### Your task:
Identify each line holding the string "البته" and copy it.
┌──
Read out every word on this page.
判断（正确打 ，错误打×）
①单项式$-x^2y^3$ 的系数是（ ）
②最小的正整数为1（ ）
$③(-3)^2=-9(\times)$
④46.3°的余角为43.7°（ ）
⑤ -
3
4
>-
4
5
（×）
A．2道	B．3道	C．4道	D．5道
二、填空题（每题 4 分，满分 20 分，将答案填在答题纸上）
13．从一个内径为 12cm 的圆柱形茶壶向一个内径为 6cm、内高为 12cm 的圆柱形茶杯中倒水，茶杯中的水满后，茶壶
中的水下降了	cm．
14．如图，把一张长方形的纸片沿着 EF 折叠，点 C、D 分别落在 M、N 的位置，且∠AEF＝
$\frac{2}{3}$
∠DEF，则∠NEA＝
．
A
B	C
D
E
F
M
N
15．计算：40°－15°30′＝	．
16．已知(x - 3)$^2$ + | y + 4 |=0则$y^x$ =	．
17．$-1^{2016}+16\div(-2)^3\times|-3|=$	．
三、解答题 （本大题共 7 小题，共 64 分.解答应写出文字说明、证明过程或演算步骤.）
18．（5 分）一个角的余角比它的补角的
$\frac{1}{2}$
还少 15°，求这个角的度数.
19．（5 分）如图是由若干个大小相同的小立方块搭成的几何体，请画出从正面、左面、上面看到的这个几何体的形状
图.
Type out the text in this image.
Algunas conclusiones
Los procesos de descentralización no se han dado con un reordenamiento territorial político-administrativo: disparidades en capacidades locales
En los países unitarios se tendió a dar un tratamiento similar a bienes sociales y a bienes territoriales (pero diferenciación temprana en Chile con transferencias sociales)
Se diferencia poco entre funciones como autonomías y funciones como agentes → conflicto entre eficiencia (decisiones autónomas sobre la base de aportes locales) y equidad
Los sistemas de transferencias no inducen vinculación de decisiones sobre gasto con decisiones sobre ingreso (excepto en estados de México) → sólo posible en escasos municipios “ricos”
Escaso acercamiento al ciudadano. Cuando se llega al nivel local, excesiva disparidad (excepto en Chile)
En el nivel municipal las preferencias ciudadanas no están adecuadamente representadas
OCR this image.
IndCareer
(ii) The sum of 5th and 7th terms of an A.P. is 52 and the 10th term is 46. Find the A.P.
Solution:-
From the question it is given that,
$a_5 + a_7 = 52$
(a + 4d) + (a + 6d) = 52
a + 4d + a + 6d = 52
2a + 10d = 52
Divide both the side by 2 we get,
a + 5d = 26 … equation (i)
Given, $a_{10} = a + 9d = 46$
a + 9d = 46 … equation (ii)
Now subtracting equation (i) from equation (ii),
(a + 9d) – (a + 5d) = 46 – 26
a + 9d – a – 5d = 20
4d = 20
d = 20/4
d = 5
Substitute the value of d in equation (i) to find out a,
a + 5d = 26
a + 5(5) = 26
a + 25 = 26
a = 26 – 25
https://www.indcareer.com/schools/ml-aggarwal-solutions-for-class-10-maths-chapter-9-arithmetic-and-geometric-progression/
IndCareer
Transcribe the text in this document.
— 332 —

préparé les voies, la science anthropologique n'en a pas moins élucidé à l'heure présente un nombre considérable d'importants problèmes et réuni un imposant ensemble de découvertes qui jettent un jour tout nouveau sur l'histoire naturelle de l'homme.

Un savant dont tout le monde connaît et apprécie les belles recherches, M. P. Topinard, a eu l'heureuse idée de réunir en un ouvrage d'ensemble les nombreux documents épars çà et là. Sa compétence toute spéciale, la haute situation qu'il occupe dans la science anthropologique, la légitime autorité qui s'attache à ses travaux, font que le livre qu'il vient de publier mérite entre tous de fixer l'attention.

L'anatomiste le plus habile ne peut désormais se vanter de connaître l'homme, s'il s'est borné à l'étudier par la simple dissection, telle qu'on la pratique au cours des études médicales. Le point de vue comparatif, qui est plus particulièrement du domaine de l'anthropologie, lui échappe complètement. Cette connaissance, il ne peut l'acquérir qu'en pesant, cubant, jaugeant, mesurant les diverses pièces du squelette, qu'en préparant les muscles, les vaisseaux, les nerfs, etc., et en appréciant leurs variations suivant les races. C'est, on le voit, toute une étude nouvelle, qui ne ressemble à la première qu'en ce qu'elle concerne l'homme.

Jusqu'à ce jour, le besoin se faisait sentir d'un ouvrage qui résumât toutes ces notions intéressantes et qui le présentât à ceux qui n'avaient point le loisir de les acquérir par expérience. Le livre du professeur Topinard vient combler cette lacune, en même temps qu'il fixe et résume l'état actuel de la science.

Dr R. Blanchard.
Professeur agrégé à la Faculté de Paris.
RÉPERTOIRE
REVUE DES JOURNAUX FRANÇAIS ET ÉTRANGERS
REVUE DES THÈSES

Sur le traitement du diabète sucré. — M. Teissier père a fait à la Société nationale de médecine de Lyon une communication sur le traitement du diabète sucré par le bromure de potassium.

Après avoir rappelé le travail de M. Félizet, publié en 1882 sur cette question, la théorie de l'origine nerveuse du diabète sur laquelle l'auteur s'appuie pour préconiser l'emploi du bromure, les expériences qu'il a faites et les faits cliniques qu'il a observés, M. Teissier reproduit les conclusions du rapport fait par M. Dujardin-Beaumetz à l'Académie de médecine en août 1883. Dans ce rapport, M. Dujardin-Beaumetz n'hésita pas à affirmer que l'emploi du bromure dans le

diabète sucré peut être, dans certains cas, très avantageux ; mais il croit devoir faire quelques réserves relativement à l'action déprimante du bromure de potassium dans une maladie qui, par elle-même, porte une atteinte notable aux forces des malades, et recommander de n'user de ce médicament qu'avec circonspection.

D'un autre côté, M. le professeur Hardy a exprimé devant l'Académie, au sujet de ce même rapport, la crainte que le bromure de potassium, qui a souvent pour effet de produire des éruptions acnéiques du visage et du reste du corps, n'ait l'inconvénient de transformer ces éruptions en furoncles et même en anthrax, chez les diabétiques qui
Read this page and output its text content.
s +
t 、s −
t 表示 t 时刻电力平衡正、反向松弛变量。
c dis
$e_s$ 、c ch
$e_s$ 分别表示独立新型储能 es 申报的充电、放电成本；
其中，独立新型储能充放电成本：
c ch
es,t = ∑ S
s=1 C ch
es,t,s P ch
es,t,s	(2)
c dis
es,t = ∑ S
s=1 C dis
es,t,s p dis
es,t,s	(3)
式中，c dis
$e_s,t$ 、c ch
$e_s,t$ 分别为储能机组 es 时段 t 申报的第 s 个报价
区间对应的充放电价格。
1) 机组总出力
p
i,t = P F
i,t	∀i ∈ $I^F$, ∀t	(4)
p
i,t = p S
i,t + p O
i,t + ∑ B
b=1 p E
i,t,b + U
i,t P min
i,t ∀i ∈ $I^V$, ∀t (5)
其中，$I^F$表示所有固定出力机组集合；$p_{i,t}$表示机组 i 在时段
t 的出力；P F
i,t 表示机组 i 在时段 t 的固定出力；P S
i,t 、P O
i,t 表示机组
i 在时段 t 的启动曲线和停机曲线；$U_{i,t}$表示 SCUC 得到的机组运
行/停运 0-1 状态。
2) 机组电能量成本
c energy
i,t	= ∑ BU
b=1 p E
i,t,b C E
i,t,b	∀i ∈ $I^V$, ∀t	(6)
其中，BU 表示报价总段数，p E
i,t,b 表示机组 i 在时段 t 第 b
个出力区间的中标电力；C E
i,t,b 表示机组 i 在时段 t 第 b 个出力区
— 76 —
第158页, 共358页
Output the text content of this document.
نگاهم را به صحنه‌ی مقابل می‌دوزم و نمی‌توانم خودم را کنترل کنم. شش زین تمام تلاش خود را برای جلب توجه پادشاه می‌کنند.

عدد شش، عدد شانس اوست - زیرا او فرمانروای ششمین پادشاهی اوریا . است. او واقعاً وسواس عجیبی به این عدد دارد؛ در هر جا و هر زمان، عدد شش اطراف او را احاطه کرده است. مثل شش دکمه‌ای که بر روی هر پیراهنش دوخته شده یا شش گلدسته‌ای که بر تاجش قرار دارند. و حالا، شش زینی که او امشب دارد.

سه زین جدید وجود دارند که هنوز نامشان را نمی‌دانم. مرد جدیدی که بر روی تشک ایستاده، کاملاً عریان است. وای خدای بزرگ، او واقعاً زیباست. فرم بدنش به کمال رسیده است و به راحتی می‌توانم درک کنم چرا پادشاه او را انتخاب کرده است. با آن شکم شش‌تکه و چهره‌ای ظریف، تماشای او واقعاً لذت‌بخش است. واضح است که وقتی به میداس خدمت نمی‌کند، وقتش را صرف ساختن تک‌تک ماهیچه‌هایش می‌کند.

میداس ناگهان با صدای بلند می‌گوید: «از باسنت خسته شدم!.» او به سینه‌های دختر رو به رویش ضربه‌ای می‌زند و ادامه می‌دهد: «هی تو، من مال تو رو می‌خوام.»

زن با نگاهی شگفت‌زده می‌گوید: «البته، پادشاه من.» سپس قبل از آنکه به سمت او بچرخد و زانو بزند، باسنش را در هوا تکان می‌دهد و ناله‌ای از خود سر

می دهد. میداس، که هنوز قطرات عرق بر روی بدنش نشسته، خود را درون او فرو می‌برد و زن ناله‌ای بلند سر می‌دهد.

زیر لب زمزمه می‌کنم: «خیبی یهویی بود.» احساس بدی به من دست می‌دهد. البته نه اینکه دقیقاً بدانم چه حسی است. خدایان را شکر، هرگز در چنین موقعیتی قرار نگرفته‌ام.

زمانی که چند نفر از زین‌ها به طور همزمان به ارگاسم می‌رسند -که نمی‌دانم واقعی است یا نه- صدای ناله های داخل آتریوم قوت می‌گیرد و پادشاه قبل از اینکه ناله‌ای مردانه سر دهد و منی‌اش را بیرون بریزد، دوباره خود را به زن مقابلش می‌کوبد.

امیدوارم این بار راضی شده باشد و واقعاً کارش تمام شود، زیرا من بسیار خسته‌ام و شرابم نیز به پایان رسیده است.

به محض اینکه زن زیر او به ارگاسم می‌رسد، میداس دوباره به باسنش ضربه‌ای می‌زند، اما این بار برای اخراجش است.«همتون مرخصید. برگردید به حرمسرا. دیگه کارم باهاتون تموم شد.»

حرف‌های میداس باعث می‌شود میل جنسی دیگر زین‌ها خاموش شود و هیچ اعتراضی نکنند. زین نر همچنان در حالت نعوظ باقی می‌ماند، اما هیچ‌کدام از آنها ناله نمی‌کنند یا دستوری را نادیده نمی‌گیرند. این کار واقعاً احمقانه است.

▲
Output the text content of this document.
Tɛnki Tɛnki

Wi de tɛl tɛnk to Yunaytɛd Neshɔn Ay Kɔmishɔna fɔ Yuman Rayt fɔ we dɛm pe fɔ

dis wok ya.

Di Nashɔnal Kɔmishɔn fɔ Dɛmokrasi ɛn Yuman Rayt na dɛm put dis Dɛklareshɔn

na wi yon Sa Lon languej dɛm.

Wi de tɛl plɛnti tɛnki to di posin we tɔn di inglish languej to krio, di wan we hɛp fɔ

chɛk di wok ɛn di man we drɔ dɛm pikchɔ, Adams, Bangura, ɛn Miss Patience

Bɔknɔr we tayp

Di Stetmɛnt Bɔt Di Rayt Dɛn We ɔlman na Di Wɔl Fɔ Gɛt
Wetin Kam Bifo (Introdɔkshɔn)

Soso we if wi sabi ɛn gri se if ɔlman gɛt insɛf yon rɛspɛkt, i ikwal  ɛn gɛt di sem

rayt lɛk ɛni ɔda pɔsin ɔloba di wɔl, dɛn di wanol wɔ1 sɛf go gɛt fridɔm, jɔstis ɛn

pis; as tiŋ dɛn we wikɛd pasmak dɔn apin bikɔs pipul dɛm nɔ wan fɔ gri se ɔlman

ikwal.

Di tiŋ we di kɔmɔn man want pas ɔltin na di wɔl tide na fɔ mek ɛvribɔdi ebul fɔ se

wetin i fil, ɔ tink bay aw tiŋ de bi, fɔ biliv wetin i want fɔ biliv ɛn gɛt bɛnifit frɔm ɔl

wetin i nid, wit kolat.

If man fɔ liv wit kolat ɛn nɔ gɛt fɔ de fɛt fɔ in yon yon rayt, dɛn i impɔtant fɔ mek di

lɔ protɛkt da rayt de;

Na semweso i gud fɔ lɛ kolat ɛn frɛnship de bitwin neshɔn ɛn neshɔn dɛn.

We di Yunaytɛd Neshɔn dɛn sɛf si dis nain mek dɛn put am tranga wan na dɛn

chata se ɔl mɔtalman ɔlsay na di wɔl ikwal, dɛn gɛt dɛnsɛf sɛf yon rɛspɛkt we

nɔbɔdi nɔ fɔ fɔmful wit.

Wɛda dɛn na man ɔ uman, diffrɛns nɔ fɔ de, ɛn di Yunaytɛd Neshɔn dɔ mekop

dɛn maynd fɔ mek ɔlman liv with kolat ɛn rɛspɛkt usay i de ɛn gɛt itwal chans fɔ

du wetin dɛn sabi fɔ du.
└──
### Full response:
زن با نگاهی شگفت‌زده می‌گوید: «البته، پادشاه من.» سپس قبل از آنکه به سمت او بچرخد و زانو بزند، باسنش را در هوا تکان می‌دهد و ناله‌ای از خود سر
زیر لب زمزمه می‌کنم: «خیبی یهویی بود.» احساس بدی به من دست می‌دهد. البته نه اینکه دقیقاً بدانم چه حسی است. خدایان را شکر، هرگز در چنین موقعیتی قرار نگرفته‌ام.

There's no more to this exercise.